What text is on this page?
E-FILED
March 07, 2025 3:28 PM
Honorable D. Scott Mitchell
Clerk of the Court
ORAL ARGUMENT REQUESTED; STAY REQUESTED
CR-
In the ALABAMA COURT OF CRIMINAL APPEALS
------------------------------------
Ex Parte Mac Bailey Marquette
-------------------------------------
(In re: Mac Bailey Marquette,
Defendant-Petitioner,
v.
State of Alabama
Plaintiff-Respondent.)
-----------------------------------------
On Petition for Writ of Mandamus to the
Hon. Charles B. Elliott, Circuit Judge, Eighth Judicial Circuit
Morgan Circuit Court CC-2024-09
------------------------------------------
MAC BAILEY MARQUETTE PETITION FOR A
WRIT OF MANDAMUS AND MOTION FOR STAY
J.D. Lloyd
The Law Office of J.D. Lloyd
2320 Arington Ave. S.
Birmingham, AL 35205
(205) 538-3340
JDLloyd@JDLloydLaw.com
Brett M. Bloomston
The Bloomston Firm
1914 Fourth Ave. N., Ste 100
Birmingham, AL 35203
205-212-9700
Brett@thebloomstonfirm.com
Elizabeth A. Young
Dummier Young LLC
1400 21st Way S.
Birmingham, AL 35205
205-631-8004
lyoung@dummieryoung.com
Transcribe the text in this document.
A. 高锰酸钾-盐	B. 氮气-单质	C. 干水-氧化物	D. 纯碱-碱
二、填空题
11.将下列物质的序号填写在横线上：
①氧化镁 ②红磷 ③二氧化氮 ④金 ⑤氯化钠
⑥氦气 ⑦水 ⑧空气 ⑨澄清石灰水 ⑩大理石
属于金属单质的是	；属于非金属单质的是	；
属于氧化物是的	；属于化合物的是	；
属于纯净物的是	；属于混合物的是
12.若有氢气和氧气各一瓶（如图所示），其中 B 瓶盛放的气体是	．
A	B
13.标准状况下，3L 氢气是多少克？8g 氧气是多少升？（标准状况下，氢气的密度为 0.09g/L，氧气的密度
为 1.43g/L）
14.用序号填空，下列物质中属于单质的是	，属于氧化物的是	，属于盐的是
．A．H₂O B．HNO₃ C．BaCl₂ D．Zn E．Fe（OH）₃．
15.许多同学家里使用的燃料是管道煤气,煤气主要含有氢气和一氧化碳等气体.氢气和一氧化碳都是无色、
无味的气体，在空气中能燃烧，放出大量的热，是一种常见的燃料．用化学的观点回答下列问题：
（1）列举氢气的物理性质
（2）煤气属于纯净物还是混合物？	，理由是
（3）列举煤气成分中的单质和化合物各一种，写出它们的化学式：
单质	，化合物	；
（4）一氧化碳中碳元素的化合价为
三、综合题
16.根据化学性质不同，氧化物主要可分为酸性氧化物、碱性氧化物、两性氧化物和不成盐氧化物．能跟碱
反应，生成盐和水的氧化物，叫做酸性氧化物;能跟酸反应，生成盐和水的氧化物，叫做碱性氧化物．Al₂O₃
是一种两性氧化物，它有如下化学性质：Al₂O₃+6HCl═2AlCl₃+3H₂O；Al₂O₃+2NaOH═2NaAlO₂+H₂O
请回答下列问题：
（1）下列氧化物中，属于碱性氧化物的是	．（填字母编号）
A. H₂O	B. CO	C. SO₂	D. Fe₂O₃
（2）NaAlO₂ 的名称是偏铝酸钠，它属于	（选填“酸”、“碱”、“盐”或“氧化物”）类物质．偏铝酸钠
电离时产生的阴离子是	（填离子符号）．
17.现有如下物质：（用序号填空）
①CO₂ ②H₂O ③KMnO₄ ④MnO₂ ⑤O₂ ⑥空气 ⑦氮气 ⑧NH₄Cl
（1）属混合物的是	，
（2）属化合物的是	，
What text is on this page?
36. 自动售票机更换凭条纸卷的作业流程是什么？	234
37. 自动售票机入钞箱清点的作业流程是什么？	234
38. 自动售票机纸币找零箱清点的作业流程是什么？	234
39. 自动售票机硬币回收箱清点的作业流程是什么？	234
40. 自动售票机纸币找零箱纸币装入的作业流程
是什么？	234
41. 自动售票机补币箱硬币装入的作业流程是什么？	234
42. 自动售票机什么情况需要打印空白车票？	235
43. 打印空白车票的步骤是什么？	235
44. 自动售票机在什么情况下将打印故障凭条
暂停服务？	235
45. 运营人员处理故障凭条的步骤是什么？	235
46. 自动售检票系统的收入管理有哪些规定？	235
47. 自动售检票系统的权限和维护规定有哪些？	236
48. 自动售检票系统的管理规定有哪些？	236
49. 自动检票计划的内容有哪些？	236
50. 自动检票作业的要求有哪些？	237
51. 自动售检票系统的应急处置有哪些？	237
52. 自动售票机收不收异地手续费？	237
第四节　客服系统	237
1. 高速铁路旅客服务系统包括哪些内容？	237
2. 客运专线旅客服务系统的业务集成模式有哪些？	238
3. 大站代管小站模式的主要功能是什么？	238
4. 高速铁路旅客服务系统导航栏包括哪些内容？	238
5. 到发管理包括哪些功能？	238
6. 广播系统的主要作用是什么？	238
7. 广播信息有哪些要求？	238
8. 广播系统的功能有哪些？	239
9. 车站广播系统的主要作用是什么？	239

| Your task |
Retype the whole listing above exactly.

| Correct output |
What text is on this page?
E-FILED
March 07, 2025 3:28 PM
Honorable D. Scott Mitchell
Clerk of the Court
ORAL ARGUMENT REQUESTED; STAY REQUESTED
CR-
In the ALABAMA COURT OF CRIMINAL APPEALS
------------------------------------
Ex Parte Mac Bailey Marquette
-------------------------------------
(In re: Mac Bailey Marquette,
Defendant-Petitioner,
v.
State of Alabama
Plaintiff-Respondent.)
-----------------------------------------
On Petition for Writ of Mandamus to the
Hon. Charles B. Elliott, Circuit Judge, Eighth Judicial Circuit
Morgan Circuit Court CC-2024-09
------------------------------------------
MAC BAILEY MARQUETTE PETITION FOR A
WRIT OF MANDAMUS AND MOTION FOR STAY
J.D. Lloyd
The Law Office of J.D. Lloyd
2320 Arington Ave. S.
Birmingham, AL 35205
(205) 538-3340
JDLloyd@JDLloydLaw.com
Brett M. Bloomston
The Bloomston Firm
1914 Fourth Ave. N., Ste 100
Birmingham, AL 35203
205-212-9700
Brett@thebloomstonfirm.com
Elizabeth A. Young
Dummier Young LLC
1400 21st Way S.
Birmingham, AL 35205
205-631-8004
lyoung@dummieryoung.com
Transcribe the text in this document.
A. 高锰酸钾-盐	B. 氮气-单质	C. 干水-氧化物	D. 纯碱-碱
二、填空题
11.将下列物质的序号填写在横线上：
①氧化镁 ②红磷 ③二氧化氮 ④金 ⑤氯化钠
⑥氦气 ⑦水 ⑧空气 ⑨澄清石灰水 ⑩大理石
属于金属单质的是	；属于非金属单质的是	；
属于氧化物是的	；属于化合物的是	；
属于纯净物的是	；属于混合物的是
12.若有氢气和氧气各一瓶（如图所示），其中 B 瓶盛放的气体是	．
A	B
13.标准状况下，3L 氢气是多少克？8g 氧气是多少升？（标准状况下，氢气的密度为 0.09g/L，氧气的密度
为 1.43g/L）
14.用序号填空，下列物质中属于单质的是	，属于氧化物的是	，属于盐的是
．A．H₂O B．HNO₃ C．BaCl₂ D．Zn E．Fe（OH）₃．
15.许多同学家里使用的燃料是管道煤气,煤气主要含有氢气和一氧化碳等气体.氢气和一氧化碳都是无色、
无味的气体，在空气中能燃烧，放出大量的热，是一种常见的燃料．用化学的观点回答下列问题：
（1）列举氢气的物理性质
（2）煤气属于纯净物还是混合物？	，理由是
（3）列举煤气成分中的单质和化合物各一种，写出它们的化学式：
单质	，化合物	；
（4）一氧化碳中碳元素的化合价为
三、综合题
16.根据化学性质不同，氧化物主要可分为酸性氧化物、碱性氧化物、两性氧化物和不成盐氧化物．能跟碱
反应，生成盐和水的氧化物，叫做酸性氧化物;能跟酸反应，生成盐和水的氧化物，叫做碱性氧化物．Al₂O₃
是一种两性氧化物，它有如下化学性质：Al₂O₃+6HCl═2AlCl₃+3H₂O；Al₂O₃+2NaOH═2NaAlO₂+H₂O
请回答下列问题：
（1）下列氧化物中，属于碱性氧化物的是	．（填字母编号）
A. H₂O	B. CO	C. SO₂	D. Fe₂O₃
（2）NaAlO₂ 的名称是偏铝酸钠，它属于	（选填“酸”、“碱”、“盐”或“氧化物”）类物质．偏铝酸钠
电离时产生的阴离子是	（填离子符号）．
17.现有如下物质：（用序号填空）
①CO₂ ②H₂O ③KMnO₄ ④MnO₂ ⑤O₂ ⑥空气 ⑦氮气 ⑧NH₄Cl
（1）属混合物的是	，
（2）属化合物的是	，
What text is on this page?
36. 自动售票机更换凭条纸卷的作业流程是什么？	234
37. 自动售票机入钞箱清点的作业流程是什么？	234
38. 自动售票机纸币找零箱清点的作业流程是什么？	234
39. 自动售票机硬币回收箱清点的作业流程是什么？	234
40. 自动售票机纸币找零箱纸币装入的作业流程
是什么？	234
41. 自动售票机补币箱硬币装入的作业流程是什么？	234
42. 自动售票机什么情况需要打印空白车票？	235
43. 打印空白车票的步骤是什么？	235
44. 自动售票机在什么情况下将打印故障凭条
暂停服务？	235
45. 运营人员处理故障凭条的步骤是什么？	235
46. 自动售检票系统的收入管理有哪些规定？	235
47. 自动售检票系统的权限和维护规定有哪些？	236
48. 自动售检票系统的管理规定有哪些？	236
49. 自动检票计划的内容有哪些？	236
50. 自动检票作业的要求有哪些？	237
51. 自动售检票系统的应急处置有哪些？	237
52. 自动售票机收不收异地手续费？	237
第四节　客服系统	237
1. 高速铁路旅客服务系统包括哪些内容？	237
2. 客运专线旅客服务系统的业务集成模式有哪些？	238
3. 大站代管小站模式的主要功能是什么？	238
4. 高速铁路旅客服务系统导航栏包括哪些内容？	238
5. 到发管理包括哪些功能？	238
6. 广播系统的主要作用是什么？	238
7. 广播信息有哪些要求？	238
8. 广播系统的功能有哪些？	239
9. 车站广播系统的主要作用是什么？	239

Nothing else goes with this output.